▶ [WHAT YOU SHOULD DO]: Leave out any picture and return the remaining listing below exactly as given.
— BEGIN RECORDS PROVIDED —
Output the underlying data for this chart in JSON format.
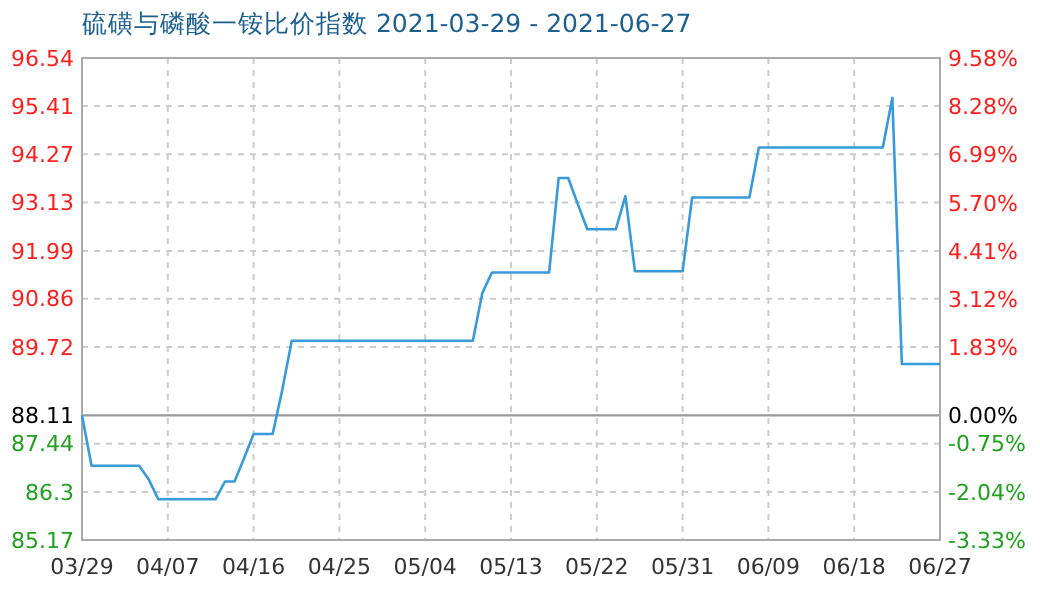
{
  "chart_data": {
    "type": "line",
    "title": "硫磺与磷酸一铵比价指数 2021-03-29 - 2021-06-27",
    "x": [
      "2021-03-29",
      "2021-03-30",
      "2021-04-04",
      "2021-04-05",
      "2021-04-06",
      "2021-04-12",
      "2021-04-13",
      "2021-04-14",
      "2021-04-15",
      "2021-04-16",
      "2021-04-18",
      "2021-04-19",
      "2021-04-20",
      "2021-05-09",
      "2021-05-10",
      "2021-05-11",
      "2021-05-17",
      "2021-05-18",
      "2021-05-19",
      "2021-05-20",
      "2021-05-21",
      "2021-05-24",
      "2021-05-25",
      "2021-05-26",
      "2021-05-31",
      "2021-06-01",
      "2021-06-07",
      "2021-06-08",
      "2021-06-21",
      "2021-06-22",
      "2021-06-23",
      "2021-06-27"
    ],
    "series": [
      {
        "color": "#3a9ad9",
        "values": [
          88.11,
          86.92,
          86.92,
          86.6,
          86.13,
          86.13,
          86.55,
          86.55,
          87.1,
          87.67,
          87.67,
          88.7,
          89.87,
          89.87,
          91.0,
          91.48,
          91.48,
          93.71,
          93.71,
          93.1,
          92.5,
          92.5,
          93.28,
          91.51,
          91.51,
          93.25,
          93.25,
          94.43,
          94.43,
          95.6,
          89.32,
          89.32
        ]
      }
    ],
    "xlim": [
      "2021-03-29",
      "2021-06-27"
    ],
    "xticks": [
      {
        "value": "2021-03-29",
        "label": "03/29"
      },
      {
        "value": "2021-04-07",
        "label": "04/07"
      },
      {
        "value": "2021-04-16",
        "label": "04/16"
      },
      {
        "value": "2021-04-25",
        "label": "04/25"
      },
      {
        "value": "2021-05-04",
        "label": "05/04"
      },
      {
        "value": "2021-05-13",
        "label": "05/13"
      },
      {
        "value": "2021-05-22",
        "label": "05/22"
      },
      {
        "value": "2021-05-31",
        "label": "05/31"
      },
      {
        "value": "2021-06-09",
        "label": "06/09"
      },
      {
        "value": "2021-06-18",
        "label": "06/18"
      },
      {
        "value": "2021-06-27",
        "label": "06/27"
      }
    ],
    "ylim": [
      85.17,
      96.54
    ],
    "yticks": [
      96.54,
      95.41,
      94.27,
      93.13,
      91.99,
      90.86,
      89.72,
      88.11,
      87.44,
      86.3,
      85.17
    ],
    "y2lim": [
      -3.33,
      9.58
    ],
    "y2ticks": [
      {
        "value": 9.58,
        "label": "9.58%"
      },
      {
        "value": 8.28,
        "label": "8.28%"
      },
      {
        "value": 6.99,
        "label": "6.99%"
      },
      {
        "value": 5.7,
        "label": "5.70%"
      },
      {
        "value": 4.41,
        "label": "4.41%"
      },
      {
        "value": 3.12,
        "label": "3.12%"
      },
      {
        "value": 1.83,
        "label": "1.83%"
      },
      {
        "value": 0,
        "label": "0.00%"
      },
      {
        "value": -0.75,
        "label": "-0.75%"
      },
      {
        "value": -2.04,
        "label": "-2.04%"
      },
      {
        "value": -3.33,
        "label": "-3.33%"
      }
    ],
    "ref_lines": [
      {
        "axis": "y",
        "value": 88.11,
        "color": "#999999"
      }
    ],
    "grid": true,
    "line_style": "solid",
    "marker": "none"
  }
}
— END RECORDS PROVIDED —
▶ [SOLUTION BELOW]:
Output the underlying data for this chart in JSON format.
{
  "chart_data": {
    "type": "line",
    "title": "硫磺与磷酸一铵比价指数 2021-03-29 - 2021-06-27",
    "x": [
      "2021-03-29",
      "2021-03-30",
      "2021-04-04",
      "2021-04-05",
      "2021-04-06",
      "2021-04-12",
      "2021-04-13",
      "2021-04-14",
      "2021-04-15",
      "2021-04-16",
      "2021-04-18",
      "2021-04-19",
      "2021-04-20",
      "2021-05-09",
      "2021-05-10",
      "2021-05-11",
      "2021-05-17",
      "2021-05-18",
      "2021-05-19",
      "2021-05-20",
      "2021-05-21",
      "2021-05-24",
      "2021-05-25",
      "2021-05-26",
      "2021-05-31",
      "2021-06-01",
      "2021-06-07",
      "2021-06-08",
      "2021-06-21",
      "2021-06-22",
      "2021-06-23",
      "2021-06-27"
    ],
    "series": [
      {
        "color": "#3a9ad9",
        "values": [
          88.11,
          86.92,
          86.92,
          86.6,
          86.13,
          86.13,
          86.55,
          86.55,
          87.1,
          87.67,
          87.67,
          88.7,
          89.87,
          89.87,
          91.0,
          91.48,
          91.48,
          93.71,
          93.71,
          93.1,
          92.5,
          92.5,
          93.28,
          91.51,
          91.51,
          93.25,
          93.25,
          94.43,
          94.43,
          95.6,
          89.32,
          89.32
        ]
      }
    ],
    "xlim": [
      "2021-03-29",
      "2021-06-27"
    ],
    "xticks": [
      {
        "value": "2021-03-29",
        "label": "03/29"
      },
      {
        "value": "2021-04-07",
        "label": "04/07"
      },
      {
        "value": "2021-04-16",
        "label": "04/16"
      },
      {
        "value": "2021-04-25",
        "label": "04/25"
      },
      {
        "value": "2021-05-04",
        "label": "05/04"
      },
      {
        "value": "2021-05-13",
        "label": "05/13"
      },
      {
        "value": "2021-05-22",
        "label": "05/22"
      },
      {
        "value": "2021-05-31",
        "label": "05/31"
      },
      {
        "value": "2021-06-09",
        "label": "06/09"
      },
      {
        "value": "2021-06-18",
        "label": "06/18"
      },
      {
        "value": "2021-06-27",
        "label": "06/27"
      }
    ],
    "ylim": [
      85.17,
      96.54
    ],
    "yticks": [
      96.54,
      95.41,
      94.27,
      93.13,
      91.99,
      90.86,
      89.72,
      88.11,
      87.44,
      86.3,
      85.17
    ],
    "y2lim": [
      -3.33,
      9.58
    ],
    "y2ticks": [
      {
        "value": 9.58,
        "label": "9.58%"
      },
      {
        "value": 8.28,
        "label": "8.28%"
      },
      {
        "value": 6.99,
        "label": "6.99%"
      },
      {
        "value": 5.7,
        "label": "5.70%"
      },
      {
        "value": 4.41,
        "label": "4.41%"
      },
      {
        "value": 3.12,
        "label": "3.12%"
      },
      {
        "value": 1.83,
        "label": "1.83%"
      },
      {
        "value": 0,
        "label": "0.00%"
      },
      {
        "value": -0.75,
        "label": "-0.75%"
      },
      {
        "value": -2.04,
        "label": "-2.04%"
      },
      {
        "value": -3.33,
        "label": "-3.33%"
      }
    ],
    "ref_lines": [
      {
        "axis": "y",
        "value": 88.11,
        "color": "#999999"
      }
    ],
    "grid": true,
    "line_style": "solid",
    "marker": "none"
  }
}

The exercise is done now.